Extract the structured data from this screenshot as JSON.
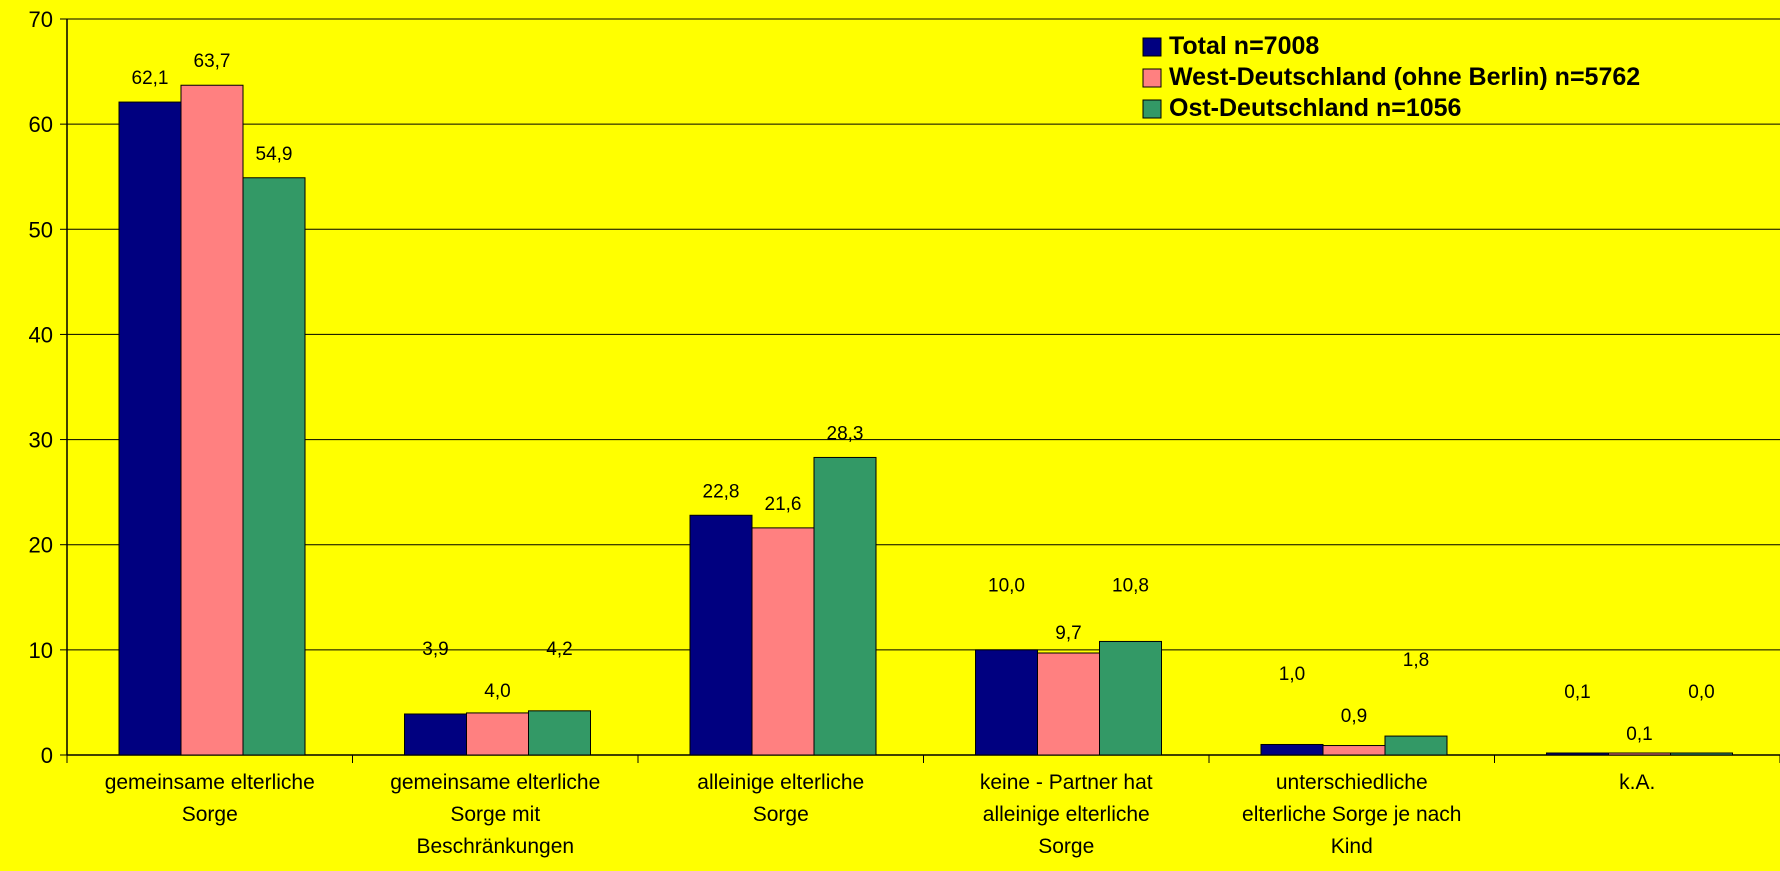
{
  "chart_data": {
    "type": "bar",
    "title": "",
    "xlabel": "",
    "ylabel": "",
    "ylim": [
      0,
      70
    ],
    "yticks": [
      0,
      10,
      20,
      30,
      40,
      50,
      60,
      70
    ],
    "grid": true,
    "legend_position": "top-right",
    "categories": [
      [
        "gemeinsame elterliche",
        "Sorge"
      ],
      [
        "gemeinsame elterliche",
        "Sorge mit",
        "Beschränkungen"
      ],
      [
        "alleinige elterliche",
        "Sorge"
      ],
      [
        "keine - Partner hat",
        "alleinige elterliche",
        "Sorge"
      ],
      [
        "unterschiedliche",
        "elterliche Sorge je nach",
        "Kind"
      ],
      [
        "k.A."
      ]
    ],
    "series": [
      {
        "name": "Total n=7008",
        "color": "#000080",
        "values": [
          62.1,
          3.9,
          22.8,
          10.0,
          1.0,
          0.1
        ],
        "labels": [
          "62,1",
          "3,9",
          "22,8",
          "10,0",
          "1,0",
          "0,1"
        ]
      },
      {
        "name": "West-Deutschland (ohne Berlin) n=5762",
        "color": "#FF8080",
        "values": [
          63.7,
          4.0,
          21.6,
          9.7,
          0.9,
          0.1
        ],
        "labels": [
          "63,7",
          "4,0",
          "21,6",
          "9,7",
          "0,9",
          "0,1"
        ]
      },
      {
        "name": "Ost-Deutschland n=1056",
        "color": "#339966",
        "values": [
          54.9,
          4.2,
          28.3,
          10.8,
          1.8,
          0.0
        ],
        "labels": [
          "54,9",
          "4,2",
          "28,3",
          "10,8",
          "1,8",
          "0,0"
        ]
      }
    ]
  }
}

* _Given problem_
From the entries above, collect every line with the string "name" in it.

* _Answer to this exercise_
        "name": "Total n=7008",
        "name": "West-Deutschland (ohne Berlin) n=5762",
        "name": "Ost-Deutschland n=1056",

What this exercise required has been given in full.